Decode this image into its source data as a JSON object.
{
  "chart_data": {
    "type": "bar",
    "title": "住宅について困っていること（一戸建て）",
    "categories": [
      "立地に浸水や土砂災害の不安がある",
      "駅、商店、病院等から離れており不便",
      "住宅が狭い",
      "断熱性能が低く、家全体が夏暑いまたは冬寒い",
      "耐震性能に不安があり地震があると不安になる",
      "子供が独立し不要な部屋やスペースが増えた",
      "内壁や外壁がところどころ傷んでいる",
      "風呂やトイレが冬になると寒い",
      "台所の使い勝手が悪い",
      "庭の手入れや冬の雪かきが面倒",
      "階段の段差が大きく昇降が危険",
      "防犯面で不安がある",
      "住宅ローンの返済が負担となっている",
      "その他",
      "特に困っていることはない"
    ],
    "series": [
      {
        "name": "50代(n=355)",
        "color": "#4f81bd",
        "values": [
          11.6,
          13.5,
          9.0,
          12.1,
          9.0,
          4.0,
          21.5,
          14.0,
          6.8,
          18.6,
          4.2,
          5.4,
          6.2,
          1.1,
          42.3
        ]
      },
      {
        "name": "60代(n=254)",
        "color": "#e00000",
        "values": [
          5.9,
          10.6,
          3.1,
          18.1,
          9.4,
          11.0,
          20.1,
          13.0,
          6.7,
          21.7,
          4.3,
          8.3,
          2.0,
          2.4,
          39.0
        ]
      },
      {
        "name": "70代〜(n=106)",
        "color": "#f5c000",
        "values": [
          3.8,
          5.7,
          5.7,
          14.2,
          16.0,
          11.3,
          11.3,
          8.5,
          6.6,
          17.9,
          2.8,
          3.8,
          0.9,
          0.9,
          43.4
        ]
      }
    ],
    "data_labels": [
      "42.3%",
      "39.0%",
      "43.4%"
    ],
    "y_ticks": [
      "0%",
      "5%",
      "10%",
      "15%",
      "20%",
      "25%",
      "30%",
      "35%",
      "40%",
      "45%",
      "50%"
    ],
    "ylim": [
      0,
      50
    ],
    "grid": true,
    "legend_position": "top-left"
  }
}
----
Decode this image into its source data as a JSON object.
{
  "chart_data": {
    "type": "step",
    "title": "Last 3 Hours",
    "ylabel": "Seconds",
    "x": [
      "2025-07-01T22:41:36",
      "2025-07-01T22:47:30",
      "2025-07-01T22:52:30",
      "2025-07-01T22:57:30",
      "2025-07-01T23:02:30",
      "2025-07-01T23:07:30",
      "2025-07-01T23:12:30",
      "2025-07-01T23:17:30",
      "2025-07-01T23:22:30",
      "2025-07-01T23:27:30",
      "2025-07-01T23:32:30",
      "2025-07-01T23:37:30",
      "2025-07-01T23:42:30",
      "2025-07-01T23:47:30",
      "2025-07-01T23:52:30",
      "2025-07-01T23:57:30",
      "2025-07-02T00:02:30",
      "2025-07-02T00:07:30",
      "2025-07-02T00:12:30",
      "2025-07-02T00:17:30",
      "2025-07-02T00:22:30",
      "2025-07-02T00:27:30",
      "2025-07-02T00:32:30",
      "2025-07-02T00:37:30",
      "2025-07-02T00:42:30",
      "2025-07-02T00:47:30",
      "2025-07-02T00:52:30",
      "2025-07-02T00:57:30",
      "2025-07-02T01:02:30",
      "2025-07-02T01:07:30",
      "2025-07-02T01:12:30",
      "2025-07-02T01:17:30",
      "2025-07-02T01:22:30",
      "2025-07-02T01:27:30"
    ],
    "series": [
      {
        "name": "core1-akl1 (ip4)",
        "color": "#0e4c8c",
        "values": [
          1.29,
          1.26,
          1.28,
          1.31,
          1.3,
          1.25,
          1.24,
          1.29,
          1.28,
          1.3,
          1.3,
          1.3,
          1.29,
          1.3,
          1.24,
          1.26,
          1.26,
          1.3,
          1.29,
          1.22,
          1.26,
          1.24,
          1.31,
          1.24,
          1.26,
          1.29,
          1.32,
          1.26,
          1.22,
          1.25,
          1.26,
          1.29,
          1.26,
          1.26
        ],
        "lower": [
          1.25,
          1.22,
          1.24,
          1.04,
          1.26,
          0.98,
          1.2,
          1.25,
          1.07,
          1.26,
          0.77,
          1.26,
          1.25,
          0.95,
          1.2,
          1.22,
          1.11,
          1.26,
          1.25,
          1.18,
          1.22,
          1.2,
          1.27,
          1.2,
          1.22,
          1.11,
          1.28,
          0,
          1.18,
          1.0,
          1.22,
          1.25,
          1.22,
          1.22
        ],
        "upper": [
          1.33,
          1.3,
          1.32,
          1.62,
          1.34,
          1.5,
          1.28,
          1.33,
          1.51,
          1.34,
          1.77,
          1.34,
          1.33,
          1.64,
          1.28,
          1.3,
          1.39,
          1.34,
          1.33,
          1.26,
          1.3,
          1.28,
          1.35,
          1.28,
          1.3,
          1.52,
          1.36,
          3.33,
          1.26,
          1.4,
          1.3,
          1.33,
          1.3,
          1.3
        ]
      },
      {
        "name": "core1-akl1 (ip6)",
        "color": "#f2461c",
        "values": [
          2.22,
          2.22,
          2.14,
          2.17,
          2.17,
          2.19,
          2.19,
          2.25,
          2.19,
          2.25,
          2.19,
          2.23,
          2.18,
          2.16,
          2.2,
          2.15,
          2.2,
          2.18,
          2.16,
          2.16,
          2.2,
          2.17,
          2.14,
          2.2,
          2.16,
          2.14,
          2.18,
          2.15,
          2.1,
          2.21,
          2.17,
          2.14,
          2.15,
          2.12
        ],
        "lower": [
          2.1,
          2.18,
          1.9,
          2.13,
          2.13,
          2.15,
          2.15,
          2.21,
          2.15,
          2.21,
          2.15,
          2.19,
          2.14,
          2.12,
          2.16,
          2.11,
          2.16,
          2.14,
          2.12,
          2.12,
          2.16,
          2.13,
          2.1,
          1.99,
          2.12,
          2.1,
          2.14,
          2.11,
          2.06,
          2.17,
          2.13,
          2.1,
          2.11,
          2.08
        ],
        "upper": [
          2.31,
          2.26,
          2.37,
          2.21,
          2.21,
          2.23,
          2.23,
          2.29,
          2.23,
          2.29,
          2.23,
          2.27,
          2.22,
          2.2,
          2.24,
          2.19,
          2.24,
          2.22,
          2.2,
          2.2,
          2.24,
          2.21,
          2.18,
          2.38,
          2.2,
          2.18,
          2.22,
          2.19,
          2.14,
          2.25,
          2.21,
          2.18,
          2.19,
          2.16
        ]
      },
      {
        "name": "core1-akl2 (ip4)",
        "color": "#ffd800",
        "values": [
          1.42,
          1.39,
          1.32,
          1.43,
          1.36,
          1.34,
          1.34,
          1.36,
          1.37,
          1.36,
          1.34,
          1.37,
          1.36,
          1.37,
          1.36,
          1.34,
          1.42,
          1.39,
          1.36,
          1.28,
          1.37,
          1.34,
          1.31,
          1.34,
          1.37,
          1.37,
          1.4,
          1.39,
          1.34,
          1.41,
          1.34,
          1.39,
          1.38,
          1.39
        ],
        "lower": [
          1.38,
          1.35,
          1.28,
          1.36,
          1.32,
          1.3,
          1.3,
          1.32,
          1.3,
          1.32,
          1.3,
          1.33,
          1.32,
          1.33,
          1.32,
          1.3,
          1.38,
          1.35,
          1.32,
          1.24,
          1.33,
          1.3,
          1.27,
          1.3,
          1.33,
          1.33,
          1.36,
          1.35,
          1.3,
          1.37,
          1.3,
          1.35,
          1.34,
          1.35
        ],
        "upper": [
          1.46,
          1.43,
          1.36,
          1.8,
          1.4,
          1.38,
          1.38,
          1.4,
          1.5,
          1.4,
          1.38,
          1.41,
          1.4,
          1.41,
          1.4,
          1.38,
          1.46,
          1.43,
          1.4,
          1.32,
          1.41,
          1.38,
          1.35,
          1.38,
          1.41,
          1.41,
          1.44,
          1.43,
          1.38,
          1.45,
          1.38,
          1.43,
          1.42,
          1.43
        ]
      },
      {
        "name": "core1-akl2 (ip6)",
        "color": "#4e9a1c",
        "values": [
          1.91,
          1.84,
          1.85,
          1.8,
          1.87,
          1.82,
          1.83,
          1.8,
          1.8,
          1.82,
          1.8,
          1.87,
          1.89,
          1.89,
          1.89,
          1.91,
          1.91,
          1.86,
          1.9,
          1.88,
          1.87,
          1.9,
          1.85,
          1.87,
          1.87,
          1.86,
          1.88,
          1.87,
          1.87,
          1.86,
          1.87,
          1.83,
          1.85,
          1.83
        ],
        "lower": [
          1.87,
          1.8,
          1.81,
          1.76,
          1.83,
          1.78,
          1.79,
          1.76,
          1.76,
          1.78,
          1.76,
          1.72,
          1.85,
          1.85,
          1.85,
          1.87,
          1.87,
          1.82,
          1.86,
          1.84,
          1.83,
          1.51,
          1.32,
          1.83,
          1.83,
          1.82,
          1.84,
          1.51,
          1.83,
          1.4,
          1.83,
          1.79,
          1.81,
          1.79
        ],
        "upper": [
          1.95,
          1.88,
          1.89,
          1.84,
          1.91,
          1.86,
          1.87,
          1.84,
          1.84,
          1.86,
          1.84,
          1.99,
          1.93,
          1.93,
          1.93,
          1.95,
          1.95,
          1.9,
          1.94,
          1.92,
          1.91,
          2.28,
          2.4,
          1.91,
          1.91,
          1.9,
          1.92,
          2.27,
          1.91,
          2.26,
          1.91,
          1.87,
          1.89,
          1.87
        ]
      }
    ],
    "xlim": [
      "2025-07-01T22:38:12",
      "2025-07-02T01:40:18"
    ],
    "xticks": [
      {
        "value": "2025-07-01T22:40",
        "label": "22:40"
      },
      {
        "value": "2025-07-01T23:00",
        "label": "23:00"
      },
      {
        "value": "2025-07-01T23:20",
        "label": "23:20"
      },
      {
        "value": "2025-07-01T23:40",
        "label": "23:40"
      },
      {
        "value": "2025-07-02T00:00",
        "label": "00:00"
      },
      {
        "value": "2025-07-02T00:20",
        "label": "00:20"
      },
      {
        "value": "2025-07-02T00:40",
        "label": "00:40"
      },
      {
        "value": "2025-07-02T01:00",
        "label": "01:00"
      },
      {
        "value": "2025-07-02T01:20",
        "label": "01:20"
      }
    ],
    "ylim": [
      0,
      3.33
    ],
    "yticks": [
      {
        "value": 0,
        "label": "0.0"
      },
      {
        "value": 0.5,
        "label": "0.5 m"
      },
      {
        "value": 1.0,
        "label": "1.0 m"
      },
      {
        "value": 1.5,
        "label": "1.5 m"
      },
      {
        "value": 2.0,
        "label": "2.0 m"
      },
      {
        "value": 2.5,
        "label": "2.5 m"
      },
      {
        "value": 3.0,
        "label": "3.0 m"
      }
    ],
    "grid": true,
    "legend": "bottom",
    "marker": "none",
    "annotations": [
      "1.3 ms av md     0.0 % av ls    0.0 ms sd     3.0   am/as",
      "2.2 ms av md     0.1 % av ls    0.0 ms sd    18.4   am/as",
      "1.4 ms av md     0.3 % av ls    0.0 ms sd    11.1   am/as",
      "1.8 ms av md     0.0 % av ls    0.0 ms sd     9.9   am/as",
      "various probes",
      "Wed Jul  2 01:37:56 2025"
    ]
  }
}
----
### Problem to solve
Among the lines of the data, identify those with the word "color". Copy each of them.

### Worked solution
        "color": "#4f81bd",
        "color": "#e00000",
        "color": "#f5c000",
        "color": "#0e4c8c",
        "color": "#f2461c",
        "color": "#ffd800",
        "color": "#4e9a1c",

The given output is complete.